** start Record extracts **

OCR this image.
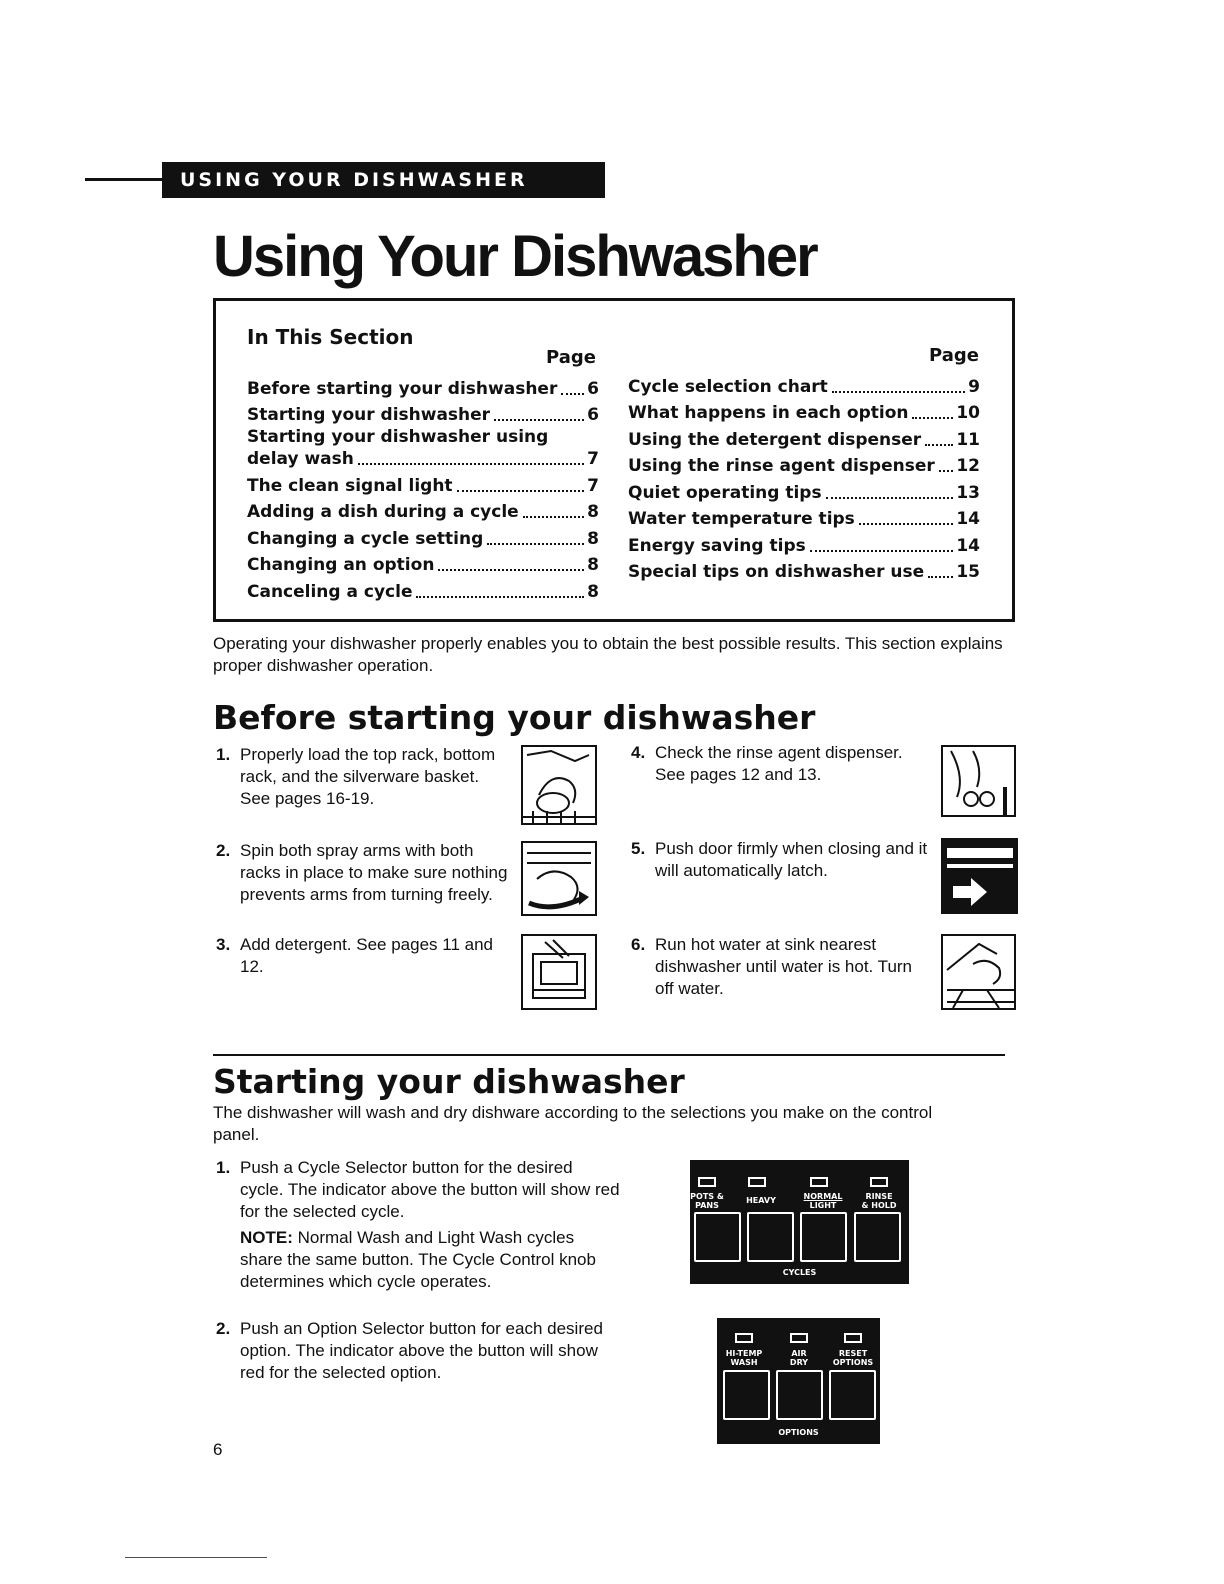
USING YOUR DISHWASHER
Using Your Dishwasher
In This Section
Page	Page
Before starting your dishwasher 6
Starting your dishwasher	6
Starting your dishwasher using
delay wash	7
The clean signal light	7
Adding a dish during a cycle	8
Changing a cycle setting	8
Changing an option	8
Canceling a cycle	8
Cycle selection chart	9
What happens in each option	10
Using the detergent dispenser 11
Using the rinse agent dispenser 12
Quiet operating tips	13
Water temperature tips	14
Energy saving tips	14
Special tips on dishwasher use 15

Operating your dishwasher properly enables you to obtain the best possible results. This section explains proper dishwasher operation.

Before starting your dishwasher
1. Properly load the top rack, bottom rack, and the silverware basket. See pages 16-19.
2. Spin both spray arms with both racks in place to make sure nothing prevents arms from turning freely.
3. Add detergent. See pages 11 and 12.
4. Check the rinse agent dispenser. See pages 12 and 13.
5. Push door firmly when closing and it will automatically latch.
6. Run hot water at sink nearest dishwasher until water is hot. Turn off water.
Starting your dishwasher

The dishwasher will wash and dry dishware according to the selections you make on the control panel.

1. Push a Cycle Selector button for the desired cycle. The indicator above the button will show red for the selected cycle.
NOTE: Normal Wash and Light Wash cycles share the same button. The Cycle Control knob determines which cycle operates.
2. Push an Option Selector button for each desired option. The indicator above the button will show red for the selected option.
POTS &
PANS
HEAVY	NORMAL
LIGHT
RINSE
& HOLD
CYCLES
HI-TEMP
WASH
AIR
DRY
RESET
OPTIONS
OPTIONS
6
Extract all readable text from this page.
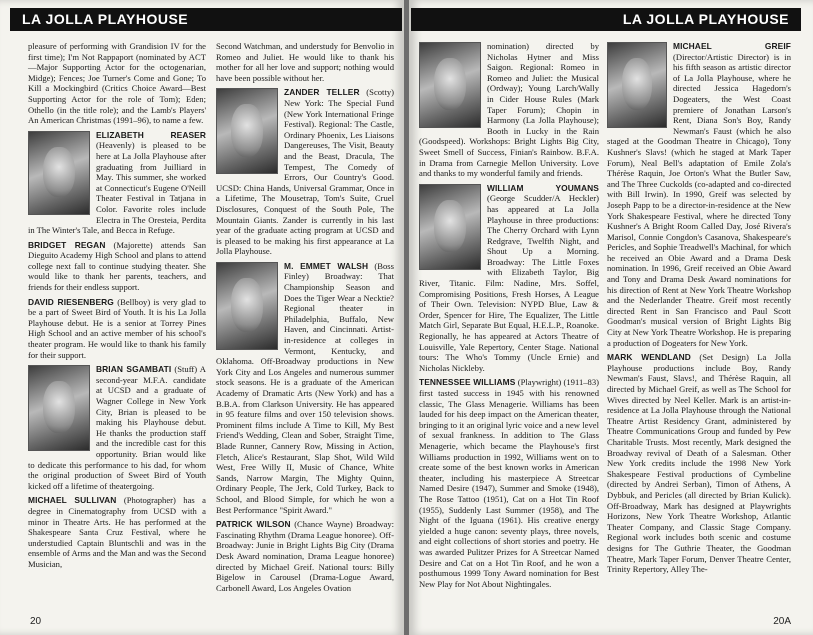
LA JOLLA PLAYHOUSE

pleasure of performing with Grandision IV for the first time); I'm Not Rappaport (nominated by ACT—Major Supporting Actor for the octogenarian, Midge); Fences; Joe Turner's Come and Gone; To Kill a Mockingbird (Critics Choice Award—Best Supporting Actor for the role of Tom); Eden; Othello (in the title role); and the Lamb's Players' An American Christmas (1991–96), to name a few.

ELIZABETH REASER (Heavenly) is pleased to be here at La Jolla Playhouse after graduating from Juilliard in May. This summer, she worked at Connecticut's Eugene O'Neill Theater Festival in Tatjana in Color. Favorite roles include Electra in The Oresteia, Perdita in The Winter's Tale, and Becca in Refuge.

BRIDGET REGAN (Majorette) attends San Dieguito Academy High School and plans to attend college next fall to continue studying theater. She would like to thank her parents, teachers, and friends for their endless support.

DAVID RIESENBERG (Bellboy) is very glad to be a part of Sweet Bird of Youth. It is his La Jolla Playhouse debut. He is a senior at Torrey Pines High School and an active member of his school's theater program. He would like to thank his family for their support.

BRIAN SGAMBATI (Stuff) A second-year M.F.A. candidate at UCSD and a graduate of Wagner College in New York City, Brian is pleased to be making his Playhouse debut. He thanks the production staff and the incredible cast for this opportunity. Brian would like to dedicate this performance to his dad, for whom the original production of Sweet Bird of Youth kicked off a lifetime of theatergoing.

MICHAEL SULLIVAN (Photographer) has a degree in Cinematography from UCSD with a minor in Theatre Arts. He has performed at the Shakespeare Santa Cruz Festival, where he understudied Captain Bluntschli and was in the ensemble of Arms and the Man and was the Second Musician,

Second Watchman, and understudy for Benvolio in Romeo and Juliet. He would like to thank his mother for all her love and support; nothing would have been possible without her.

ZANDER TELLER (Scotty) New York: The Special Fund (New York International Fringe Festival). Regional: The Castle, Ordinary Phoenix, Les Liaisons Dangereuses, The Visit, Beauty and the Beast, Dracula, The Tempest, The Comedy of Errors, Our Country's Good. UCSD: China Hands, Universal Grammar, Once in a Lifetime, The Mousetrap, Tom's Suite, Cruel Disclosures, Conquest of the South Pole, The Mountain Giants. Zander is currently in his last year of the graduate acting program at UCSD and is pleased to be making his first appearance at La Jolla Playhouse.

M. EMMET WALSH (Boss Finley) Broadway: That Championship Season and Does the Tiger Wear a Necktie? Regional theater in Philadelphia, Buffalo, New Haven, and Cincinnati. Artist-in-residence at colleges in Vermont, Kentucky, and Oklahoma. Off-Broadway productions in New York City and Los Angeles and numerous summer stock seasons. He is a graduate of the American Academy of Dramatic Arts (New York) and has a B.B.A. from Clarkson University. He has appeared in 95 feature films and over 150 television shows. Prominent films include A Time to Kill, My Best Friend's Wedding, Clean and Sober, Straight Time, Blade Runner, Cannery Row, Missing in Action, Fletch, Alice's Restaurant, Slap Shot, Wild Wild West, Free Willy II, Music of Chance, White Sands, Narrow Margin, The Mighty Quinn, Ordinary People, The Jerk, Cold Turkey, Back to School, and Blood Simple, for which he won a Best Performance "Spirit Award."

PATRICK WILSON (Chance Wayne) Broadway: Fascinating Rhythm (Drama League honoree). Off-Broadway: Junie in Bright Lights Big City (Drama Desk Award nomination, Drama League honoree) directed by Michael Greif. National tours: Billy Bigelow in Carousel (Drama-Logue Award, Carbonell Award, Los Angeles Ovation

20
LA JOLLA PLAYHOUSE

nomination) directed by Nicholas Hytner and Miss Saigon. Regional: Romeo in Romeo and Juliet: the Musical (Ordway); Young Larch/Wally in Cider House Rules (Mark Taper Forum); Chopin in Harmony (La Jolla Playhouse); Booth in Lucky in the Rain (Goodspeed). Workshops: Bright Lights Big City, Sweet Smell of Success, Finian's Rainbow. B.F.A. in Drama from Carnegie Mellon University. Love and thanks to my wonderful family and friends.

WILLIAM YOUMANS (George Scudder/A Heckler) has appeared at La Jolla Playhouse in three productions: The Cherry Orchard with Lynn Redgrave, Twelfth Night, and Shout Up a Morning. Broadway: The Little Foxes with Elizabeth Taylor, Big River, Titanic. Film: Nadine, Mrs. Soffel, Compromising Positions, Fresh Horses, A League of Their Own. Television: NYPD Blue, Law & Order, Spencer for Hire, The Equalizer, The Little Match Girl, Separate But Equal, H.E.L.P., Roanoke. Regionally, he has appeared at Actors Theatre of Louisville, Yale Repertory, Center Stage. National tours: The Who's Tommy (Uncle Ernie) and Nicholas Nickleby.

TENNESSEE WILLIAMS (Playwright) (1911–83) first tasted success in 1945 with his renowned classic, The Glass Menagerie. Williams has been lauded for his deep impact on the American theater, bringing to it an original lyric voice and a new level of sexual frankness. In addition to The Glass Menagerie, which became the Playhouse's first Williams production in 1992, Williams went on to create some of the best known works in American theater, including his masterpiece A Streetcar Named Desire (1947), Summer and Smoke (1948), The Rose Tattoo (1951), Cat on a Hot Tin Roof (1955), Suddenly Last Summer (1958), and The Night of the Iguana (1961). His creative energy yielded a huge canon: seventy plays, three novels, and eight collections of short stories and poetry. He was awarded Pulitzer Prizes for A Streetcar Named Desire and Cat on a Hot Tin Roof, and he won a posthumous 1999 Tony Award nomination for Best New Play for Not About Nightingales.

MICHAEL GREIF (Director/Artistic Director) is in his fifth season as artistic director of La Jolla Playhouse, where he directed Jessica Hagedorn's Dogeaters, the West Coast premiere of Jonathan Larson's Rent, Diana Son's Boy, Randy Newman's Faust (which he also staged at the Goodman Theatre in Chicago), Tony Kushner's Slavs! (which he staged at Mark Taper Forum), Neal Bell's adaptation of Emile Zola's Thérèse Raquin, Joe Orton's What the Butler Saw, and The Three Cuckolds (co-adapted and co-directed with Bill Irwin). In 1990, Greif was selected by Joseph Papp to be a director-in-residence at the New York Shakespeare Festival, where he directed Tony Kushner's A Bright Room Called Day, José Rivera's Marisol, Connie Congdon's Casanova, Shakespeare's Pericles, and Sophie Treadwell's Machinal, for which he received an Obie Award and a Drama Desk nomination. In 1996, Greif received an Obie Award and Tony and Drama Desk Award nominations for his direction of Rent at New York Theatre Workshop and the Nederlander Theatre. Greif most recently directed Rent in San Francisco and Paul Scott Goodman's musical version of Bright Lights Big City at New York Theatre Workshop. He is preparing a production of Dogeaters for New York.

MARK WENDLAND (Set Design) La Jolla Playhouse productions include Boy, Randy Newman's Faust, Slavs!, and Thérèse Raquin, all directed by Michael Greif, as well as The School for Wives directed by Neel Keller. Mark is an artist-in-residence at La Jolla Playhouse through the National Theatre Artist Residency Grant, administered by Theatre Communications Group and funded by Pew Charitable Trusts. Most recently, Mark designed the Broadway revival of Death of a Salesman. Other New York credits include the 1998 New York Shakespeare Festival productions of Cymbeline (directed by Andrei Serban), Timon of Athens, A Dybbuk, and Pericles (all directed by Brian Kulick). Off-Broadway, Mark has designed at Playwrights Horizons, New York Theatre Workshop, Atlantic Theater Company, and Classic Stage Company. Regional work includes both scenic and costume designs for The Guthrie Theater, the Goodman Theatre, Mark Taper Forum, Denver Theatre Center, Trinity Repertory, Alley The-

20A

** end Record extracts **

What is expected
In the records above, find the lines containing "Sweet" and copy them.

Task answer
DAVID RIESENBERG (Bellboy) is very glad to be a part of Sweet Bird of Youth. It is his La Jolla Playhouse debut. He is a senior at Torrey Pines High School and an active member of his school's theater program. He would like to thank his family for their support.
BRIAN SGAMBATI (Stuff) A second-year M.F.A. candidate at UCSD and a graduate of Wagner College in New York City, Brian is pleased to be making his Playhouse debut. He thanks the production staff and the incredible cast for this opportunity. Brian would like to dedicate this performance to his dad, for whom the original production of Sweet Bird of Youth kicked off a lifetime of theatergoing.
nomination) directed by Nicholas Hytner and Miss Saigon. Regional: Romeo in Romeo and Juliet: the Musical (Ordway); Young Larch/Wally in Cider House Rules (Mark Taper Forum); Chopin in Harmony (La Jolla Playhouse); Booth in Lucky in the Rain (Goodspeed). Workshops: Bright Lights Big City, Sweet Smell of Success, Finian's Rainbow. B.F.A. in Drama from Carnegie Mellon University. Love and thanks to my wonderful family and friends.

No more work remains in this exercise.